• [Exercise prompt]:
Every entry that follows needs to be repeated exactly.

[Recorded data]
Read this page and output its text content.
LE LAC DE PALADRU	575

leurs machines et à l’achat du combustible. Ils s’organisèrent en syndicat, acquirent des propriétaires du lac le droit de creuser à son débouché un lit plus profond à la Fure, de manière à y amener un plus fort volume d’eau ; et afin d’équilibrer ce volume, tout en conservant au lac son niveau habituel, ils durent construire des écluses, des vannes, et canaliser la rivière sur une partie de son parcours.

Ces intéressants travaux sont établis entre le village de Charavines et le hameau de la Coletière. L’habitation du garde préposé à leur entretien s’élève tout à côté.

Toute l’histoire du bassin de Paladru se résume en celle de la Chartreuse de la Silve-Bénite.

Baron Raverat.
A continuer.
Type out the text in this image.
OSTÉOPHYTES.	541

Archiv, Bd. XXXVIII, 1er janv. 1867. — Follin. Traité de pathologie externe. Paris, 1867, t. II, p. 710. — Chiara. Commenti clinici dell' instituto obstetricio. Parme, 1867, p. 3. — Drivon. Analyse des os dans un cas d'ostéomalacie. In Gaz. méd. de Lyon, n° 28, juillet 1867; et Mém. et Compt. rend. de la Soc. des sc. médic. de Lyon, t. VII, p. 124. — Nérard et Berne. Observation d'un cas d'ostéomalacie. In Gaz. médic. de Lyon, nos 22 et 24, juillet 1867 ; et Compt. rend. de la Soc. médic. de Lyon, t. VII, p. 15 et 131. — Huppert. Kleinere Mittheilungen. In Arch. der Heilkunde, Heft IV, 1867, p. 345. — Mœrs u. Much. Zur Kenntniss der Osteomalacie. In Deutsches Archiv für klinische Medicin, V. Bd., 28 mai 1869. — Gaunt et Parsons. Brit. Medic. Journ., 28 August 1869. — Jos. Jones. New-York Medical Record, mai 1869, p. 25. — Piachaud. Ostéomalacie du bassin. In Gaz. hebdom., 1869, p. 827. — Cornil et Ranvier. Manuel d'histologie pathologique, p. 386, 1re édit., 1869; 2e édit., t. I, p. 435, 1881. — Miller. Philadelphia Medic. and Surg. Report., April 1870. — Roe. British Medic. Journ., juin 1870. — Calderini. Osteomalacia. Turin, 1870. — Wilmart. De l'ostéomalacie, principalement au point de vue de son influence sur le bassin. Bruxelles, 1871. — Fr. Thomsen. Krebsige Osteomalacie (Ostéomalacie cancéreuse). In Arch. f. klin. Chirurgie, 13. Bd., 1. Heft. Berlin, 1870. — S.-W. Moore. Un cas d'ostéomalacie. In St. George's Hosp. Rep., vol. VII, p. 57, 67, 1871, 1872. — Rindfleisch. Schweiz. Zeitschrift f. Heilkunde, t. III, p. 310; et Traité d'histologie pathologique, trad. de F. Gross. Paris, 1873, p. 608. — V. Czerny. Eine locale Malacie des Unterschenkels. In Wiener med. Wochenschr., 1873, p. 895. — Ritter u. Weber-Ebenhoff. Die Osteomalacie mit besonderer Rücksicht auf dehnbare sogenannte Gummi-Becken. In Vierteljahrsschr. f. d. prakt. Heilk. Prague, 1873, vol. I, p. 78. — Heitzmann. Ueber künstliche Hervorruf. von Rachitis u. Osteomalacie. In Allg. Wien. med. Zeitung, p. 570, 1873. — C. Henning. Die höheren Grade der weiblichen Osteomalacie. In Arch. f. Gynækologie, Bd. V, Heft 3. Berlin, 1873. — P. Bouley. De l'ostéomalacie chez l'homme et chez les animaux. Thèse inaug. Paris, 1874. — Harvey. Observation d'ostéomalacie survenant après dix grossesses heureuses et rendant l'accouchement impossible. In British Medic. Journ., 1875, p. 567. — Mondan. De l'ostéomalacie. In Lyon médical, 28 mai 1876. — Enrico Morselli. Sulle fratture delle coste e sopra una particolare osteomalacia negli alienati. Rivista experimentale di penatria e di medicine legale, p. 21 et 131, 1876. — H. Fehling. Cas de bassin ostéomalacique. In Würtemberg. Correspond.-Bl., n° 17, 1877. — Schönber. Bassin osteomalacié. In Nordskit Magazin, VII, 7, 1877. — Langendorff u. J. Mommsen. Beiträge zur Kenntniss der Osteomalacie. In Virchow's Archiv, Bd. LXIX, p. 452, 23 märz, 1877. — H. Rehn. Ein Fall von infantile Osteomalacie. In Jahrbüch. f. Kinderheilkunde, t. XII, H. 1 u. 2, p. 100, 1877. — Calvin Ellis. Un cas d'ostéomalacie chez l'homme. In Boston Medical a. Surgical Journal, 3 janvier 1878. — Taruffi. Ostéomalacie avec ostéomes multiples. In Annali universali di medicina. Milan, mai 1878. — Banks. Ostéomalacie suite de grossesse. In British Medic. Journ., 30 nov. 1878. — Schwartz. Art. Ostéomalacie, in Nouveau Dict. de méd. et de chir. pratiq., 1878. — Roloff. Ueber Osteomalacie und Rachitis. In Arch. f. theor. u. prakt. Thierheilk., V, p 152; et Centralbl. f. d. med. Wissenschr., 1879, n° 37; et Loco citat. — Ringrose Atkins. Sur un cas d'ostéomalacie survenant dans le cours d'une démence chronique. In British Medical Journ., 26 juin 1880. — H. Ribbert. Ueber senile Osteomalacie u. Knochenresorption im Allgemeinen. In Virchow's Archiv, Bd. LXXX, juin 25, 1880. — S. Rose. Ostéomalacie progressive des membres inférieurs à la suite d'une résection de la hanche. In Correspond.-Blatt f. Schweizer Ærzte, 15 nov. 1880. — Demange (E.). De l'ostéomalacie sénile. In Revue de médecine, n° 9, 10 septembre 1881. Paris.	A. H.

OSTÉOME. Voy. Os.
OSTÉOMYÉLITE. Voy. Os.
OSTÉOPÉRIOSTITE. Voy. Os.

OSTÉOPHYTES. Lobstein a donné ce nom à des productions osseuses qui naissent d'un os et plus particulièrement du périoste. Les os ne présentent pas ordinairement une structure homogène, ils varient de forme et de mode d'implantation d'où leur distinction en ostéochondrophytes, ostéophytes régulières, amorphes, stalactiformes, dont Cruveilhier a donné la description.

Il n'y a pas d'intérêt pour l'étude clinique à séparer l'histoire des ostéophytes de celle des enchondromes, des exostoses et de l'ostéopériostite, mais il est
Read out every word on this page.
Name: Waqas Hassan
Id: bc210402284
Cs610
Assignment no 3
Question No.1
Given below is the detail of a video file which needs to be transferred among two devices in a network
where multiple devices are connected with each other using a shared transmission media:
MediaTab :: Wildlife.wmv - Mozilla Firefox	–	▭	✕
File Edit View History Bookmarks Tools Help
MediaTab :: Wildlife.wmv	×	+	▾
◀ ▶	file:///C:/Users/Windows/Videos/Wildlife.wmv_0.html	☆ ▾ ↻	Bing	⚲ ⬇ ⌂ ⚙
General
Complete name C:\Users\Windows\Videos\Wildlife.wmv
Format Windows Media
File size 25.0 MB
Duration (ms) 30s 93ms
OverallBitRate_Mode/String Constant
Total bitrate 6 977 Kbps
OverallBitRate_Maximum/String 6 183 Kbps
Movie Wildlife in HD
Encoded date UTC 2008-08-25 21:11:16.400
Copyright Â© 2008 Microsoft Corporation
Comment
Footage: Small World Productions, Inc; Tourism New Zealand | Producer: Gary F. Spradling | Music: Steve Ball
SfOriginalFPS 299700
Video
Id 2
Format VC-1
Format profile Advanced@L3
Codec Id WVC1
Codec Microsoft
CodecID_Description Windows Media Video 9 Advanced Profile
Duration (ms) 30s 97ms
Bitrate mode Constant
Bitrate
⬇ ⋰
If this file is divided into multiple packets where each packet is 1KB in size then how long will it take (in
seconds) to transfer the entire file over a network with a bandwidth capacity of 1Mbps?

• [Exercise output]:
Read this page and output its text content.
LE LAC DE PALADRU	575

leurs machines et à l’achat du combustible. Ils s’organisèrent en syndicat, acquirent des propriétaires du lac le droit de creuser à son débouché un lit plus profond à la Fure, de manière à y amener un plus fort volume d’eau ; et afin d’équilibrer ce volume, tout en conservant au lac son niveau habituel, ils durent construire des écluses, des vannes, et canaliser la rivière sur une partie de son parcours.

Ces intéressants travaux sont établis entre le village de Charavines et le hameau de la Coletière. L’habitation du garde préposé à leur entretien s’élève tout à côté.

Toute l’histoire du bassin de Paladru se résume en celle de la Chartreuse de la Silve-Bénite.

Baron Raverat.
A continuer.
Type out the text in this image.
OSTÉOPHYTES.	541

Archiv, Bd. XXXVIII, 1er janv. 1867. — Follin. Traité de pathologie externe. Paris, 1867, t. II, p. 710. — Chiara. Commenti clinici dell' instituto obstetricio. Parme, 1867, p. 3. — Drivon. Analyse des os dans un cas d'ostéomalacie. In Gaz. méd. de Lyon, n° 28, juillet 1867; et Mém. et Compt. rend. de la Soc. des sc. médic. de Lyon, t. VII, p. 124. — Nérard et Berne. Observation d'un cas d'ostéomalacie. In Gaz. médic. de Lyon, nos 22 et 24, juillet 1867 ; et Compt. rend. de la Soc. médic. de Lyon, t. VII, p. 15 et 131. — Huppert. Kleinere Mittheilungen. In Arch. der Heilkunde, Heft IV, 1867, p. 345. — Mœrs u. Much. Zur Kenntniss der Osteomalacie. In Deutsches Archiv für klinische Medicin, V. Bd., 28 mai 1869. — Gaunt et Parsons. Brit. Medic. Journ., 28 August 1869. — Jos. Jones. New-York Medical Record, mai 1869, p. 25. — Piachaud. Ostéomalacie du bassin. In Gaz. hebdom., 1869, p. 827. — Cornil et Ranvier. Manuel d'histologie pathologique, p. 386, 1re édit., 1869; 2e édit., t. I, p. 435, 1881. — Miller. Philadelphia Medic. and Surg. Report., April 1870. — Roe. British Medic. Journ., juin 1870. — Calderini. Osteomalacia. Turin, 1870. — Wilmart. De l'ostéomalacie, principalement au point de vue de son influence sur le bassin. Bruxelles, 1871. — Fr. Thomsen. Krebsige Osteomalacie (Ostéomalacie cancéreuse). In Arch. f. klin. Chirurgie, 13. Bd., 1. Heft. Berlin, 1870. — S.-W. Moore. Un cas d'ostéomalacie. In St. George's Hosp. Rep., vol. VII, p. 57, 67, 1871, 1872. — Rindfleisch. Schweiz. Zeitschrift f. Heilkunde, t. III, p. 310; et Traité d'histologie pathologique, trad. de F. Gross. Paris, 1873, p. 608. — V. Czerny. Eine locale Malacie des Unterschenkels. In Wiener med. Wochenschr., 1873, p. 895. — Ritter u. Weber-Ebenhoff. Die Osteomalacie mit besonderer Rücksicht auf dehnbare sogenannte Gummi-Becken. In Vierteljahrsschr. f. d. prakt. Heilk. Prague, 1873, vol. I, p. 78. — Heitzmann. Ueber künstliche Hervorruf. von Rachitis u. Osteomalacie. In Allg. Wien. med. Zeitung, p. 570, 1873. — C. Henning. Die höheren Grade der weiblichen Osteomalacie. In Arch. f. Gynækologie, Bd. V, Heft 3. Berlin, 1873. — P. Bouley. De l'ostéomalacie chez l'homme et chez les animaux. Thèse inaug. Paris, 1874. — Harvey. Observation d'ostéomalacie survenant après dix grossesses heureuses et rendant l'accouchement impossible. In British Medic. Journ., 1875, p. 567. — Mondan. De l'ostéomalacie. In Lyon médical, 28 mai 1876. — Enrico Morselli. Sulle fratture delle coste e sopra una particolare osteomalacia negli alienati. Rivista experimentale di penatria e di medicine legale, p. 21 et 131, 1876. — H. Fehling. Cas de bassin ostéomalacique. In Würtemberg. Correspond.-Bl., n° 17, 1877. — Schönber. Bassin osteomalacié. In Nordskit Magazin, VII, 7, 1877. — Langendorff u. J. Mommsen. Beiträge zur Kenntniss der Osteomalacie. In Virchow's Archiv, Bd. LXIX, p. 452, 23 märz, 1877. — H. Rehn. Ein Fall von infantile Osteomalacie. In Jahrbüch. f. Kinderheilkunde, t. XII, H. 1 u. 2, p. 100, 1877. — Calvin Ellis. Un cas d'ostéomalacie chez l'homme. In Boston Medical a. Surgical Journal, 3 janvier 1878. — Taruffi. Ostéomalacie avec ostéomes multiples. In Annali universali di medicina. Milan, mai 1878. — Banks. Ostéomalacie suite de grossesse. In British Medic. Journ., 30 nov. 1878. — Schwartz. Art. Ostéomalacie, in Nouveau Dict. de méd. et de chir. pratiq., 1878. — Roloff. Ueber Osteomalacie und Rachitis. In Arch. f. theor. u. prakt. Thierheilk., V, p 152; et Centralbl. f. d. med. Wissenschr., 1879, n° 37; et Loco citat. — Ringrose Atkins. Sur un cas d'ostéomalacie survenant dans le cours d'une démence chronique. In British Medical Journ., 26 juin 1880. — H. Ribbert. Ueber senile Osteomalacie u. Knochenresorption im Allgemeinen. In Virchow's Archiv, Bd. LXXX, juin 25, 1880. — S. Rose. Ostéomalacie progressive des membres inférieurs à la suite d'une résection de la hanche. In Correspond.-Blatt f. Schweizer Ærzte, 15 nov. 1880. — Demange (E.). De l'ostéomalacie sénile. In Revue de médecine, n° 9, 10 septembre 1881. Paris.	A. H.

OSTÉOME. Voy. Os.
OSTÉOMYÉLITE. Voy. Os.
OSTÉOPÉRIOSTITE. Voy. Os.

OSTÉOPHYTES. Lobstein a donné ce nom à des productions osseuses qui naissent d'un os et plus particulièrement du périoste. Les os ne présentent pas ordinairement une structure homogène, ils varient de forme et de mode d'implantation d'où leur distinction en ostéochondrophytes, ostéophytes régulières, amorphes, stalactiformes, dont Cruveilhier a donné la description.

Il n'y a pas d'intérêt pour l'étude clinique à séparer l'histoire des ostéophytes de celle des enchondromes, des exostoses et de l'ostéopériostite, mais il est
Read out every word on this page.
Name: Waqas Hassan
Id: bc210402284
Cs610
Assignment no 3
Question No.1
Given below is the detail of a video file which needs to be transferred among two devices in a network
where multiple devices are connected with each other using a shared transmission media:
MediaTab :: Wildlife.wmv - Mozilla Firefox	–	▭	✕
File Edit View History Bookmarks Tools Help
MediaTab :: Wildlife.wmv	×	+	▾
◀ ▶	file:///C:/Users/Windows/Videos/Wildlife.wmv_0.html	☆ ▾ ↻	Bing	⚲ ⬇ ⌂ ⚙
General
Complete name C:\Users\Windows\Videos\Wildlife.wmv
Format Windows Media
File size 25.0 MB
Duration (ms) 30s 93ms
OverallBitRate_Mode/String Constant
Total bitrate 6 977 Kbps
OverallBitRate_Maximum/String 6 183 Kbps
Movie Wildlife in HD
Encoded date UTC 2008-08-25 21:11:16.400
Copyright Â© 2008 Microsoft Corporation
Comment
Footage: Small World Productions, Inc; Tourism New Zealand | Producer: Gary F. Spradling | Music: Steve Ball
SfOriginalFPS 299700
Video
Id 2
Format VC-1
Format profile Advanced@L3
Codec Id WVC1
Codec Microsoft
CodecID_Description Windows Media Video 9 Advanced Profile
Duration (ms) 30s 97ms
Bitrate mode Constant
Bitrate
⬇ ⋰
If this file is divided into multiple packets where each packet is 1KB in size then how long will it take (in
seconds) to transfer the entire file over a network with a bandwidth capacity of 1Mbps?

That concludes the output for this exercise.